▶ The input:
···

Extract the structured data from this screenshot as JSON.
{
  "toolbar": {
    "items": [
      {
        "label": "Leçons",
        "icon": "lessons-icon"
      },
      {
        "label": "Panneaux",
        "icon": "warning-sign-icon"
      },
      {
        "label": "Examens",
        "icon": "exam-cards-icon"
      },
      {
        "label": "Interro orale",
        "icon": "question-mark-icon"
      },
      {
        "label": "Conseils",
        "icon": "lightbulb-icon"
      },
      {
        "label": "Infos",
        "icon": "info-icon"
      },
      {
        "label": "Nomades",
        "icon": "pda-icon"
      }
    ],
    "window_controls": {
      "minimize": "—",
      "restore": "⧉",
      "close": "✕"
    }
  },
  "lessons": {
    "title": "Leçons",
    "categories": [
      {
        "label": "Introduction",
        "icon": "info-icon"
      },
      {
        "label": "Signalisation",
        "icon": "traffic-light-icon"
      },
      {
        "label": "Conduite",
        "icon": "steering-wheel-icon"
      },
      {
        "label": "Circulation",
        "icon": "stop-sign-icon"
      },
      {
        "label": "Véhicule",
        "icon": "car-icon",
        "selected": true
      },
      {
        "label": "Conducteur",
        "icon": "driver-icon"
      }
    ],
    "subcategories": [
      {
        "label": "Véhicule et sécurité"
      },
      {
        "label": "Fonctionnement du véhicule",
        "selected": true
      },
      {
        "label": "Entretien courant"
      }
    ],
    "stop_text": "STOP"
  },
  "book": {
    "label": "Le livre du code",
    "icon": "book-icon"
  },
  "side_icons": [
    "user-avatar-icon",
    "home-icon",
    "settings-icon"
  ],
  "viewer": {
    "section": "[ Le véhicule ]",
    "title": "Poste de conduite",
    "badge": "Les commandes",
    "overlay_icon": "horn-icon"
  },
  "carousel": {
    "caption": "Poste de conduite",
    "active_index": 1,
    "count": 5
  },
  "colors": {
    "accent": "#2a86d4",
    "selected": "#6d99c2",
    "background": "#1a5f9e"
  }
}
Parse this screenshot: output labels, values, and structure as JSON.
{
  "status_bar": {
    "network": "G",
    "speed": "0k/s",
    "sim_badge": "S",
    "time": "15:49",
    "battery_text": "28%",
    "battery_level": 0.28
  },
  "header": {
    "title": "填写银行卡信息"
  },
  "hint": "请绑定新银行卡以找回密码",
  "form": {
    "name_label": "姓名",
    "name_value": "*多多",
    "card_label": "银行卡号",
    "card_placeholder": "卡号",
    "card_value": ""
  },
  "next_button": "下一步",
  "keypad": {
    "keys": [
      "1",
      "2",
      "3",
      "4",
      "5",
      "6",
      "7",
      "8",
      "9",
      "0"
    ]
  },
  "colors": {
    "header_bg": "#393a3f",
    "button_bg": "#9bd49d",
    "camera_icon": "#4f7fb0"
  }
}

···

▶ To do:
Take the records above and return them exactly as written.

▶ Solution:
Extract the structured data from this screenshot as JSON.
{
  "toolbar": {
    "items": [
      {
        "label": "Leçons",
        "icon": "lessons-icon"
      },
      {
        "label": "Panneaux",
        "icon": "warning-sign-icon"
      },
      {
        "label": "Examens",
        "icon": "exam-cards-icon"
      },
      {
        "label": "Interro orale",
        "icon": "question-mark-icon"
      },
      {
        "label": "Conseils",
        "icon": "lightbulb-icon"
      },
      {
        "label": "Infos",
        "icon": "info-icon"
      },
      {
        "label": "Nomades",
        "icon": "pda-icon"
      }
    ],
    "window_controls": {
      "minimize": "—",
      "restore": "⧉",
      "close": "✕"
    }
  },
  "lessons": {
    "title": "Leçons",
    "categories": [
      {
        "label": "Introduction",
        "icon": "info-icon"
      },
      {
        "label": "Signalisation",
        "icon": "traffic-light-icon"
      },
      {
        "label": "Conduite",
        "icon": "steering-wheel-icon"
      },
      {
        "label": "Circulation",
        "icon": "stop-sign-icon"
      },
      {
        "label": "Véhicule",
        "icon": "car-icon",
        "selected": true
      },
      {
        "label": "Conducteur",
        "icon": "driver-icon"
      }
    ],
    "subcategories": [
      {
        "label": "Véhicule et sécurité"
      },
      {
        "label": "Fonctionnement du véhicule",
        "selected": true
      },
      {
        "label": "Entretien courant"
      }
    ],
    "stop_text": "STOP"
  },
  "book": {
    "label": "Le livre du code",
    "icon": "book-icon"
  },
  "side_icons": [
    "user-avatar-icon",
    "home-icon",
    "settings-icon"
  ],
  "viewer": {
    "section": "[ Le véhicule ]",
    "title": "Poste de conduite",
    "badge": "Les commandes",
    "overlay_icon": "horn-icon"
  },
  "carousel": {
    "caption": "Poste de conduite",
    "active_index": 1,
    "count": 5
  },
  "colors": {
    "accent": "#2a86d4",
    "selected": "#6d99c2",
    "background": "#1a5f9e"
  }
}
Parse this screenshot: output labels, values, and structure as JSON.
{
  "status_bar": {
    "network": "G",
    "speed": "0k/s",
    "sim_badge": "S",
    "time": "15:49",
    "battery_text": "28%",
    "battery_level": 0.28
  },
  "header": {
    "title": "填写银行卡信息"
  },
  "hint": "请绑定新银行卡以找回密码",
  "form": {
    "name_label": "姓名",
    "name_value": "*多多",
    "card_label": "银行卡号",
    "card_placeholder": "卡号",
    "card_value": ""
  },
  "next_button": "下一步",
  "keypad": {
    "keys": [
      "1",
      "2",
      "3",
      "4",
      "5",
      "6",
      "7",
      "8",
      "9",
      "0"
    ]
  },
  "colors": {
    "header_bg": "#393a3f",
    "button_bg": "#9bd49d",
    "camera_icon": "#4f7fb0"
  }
}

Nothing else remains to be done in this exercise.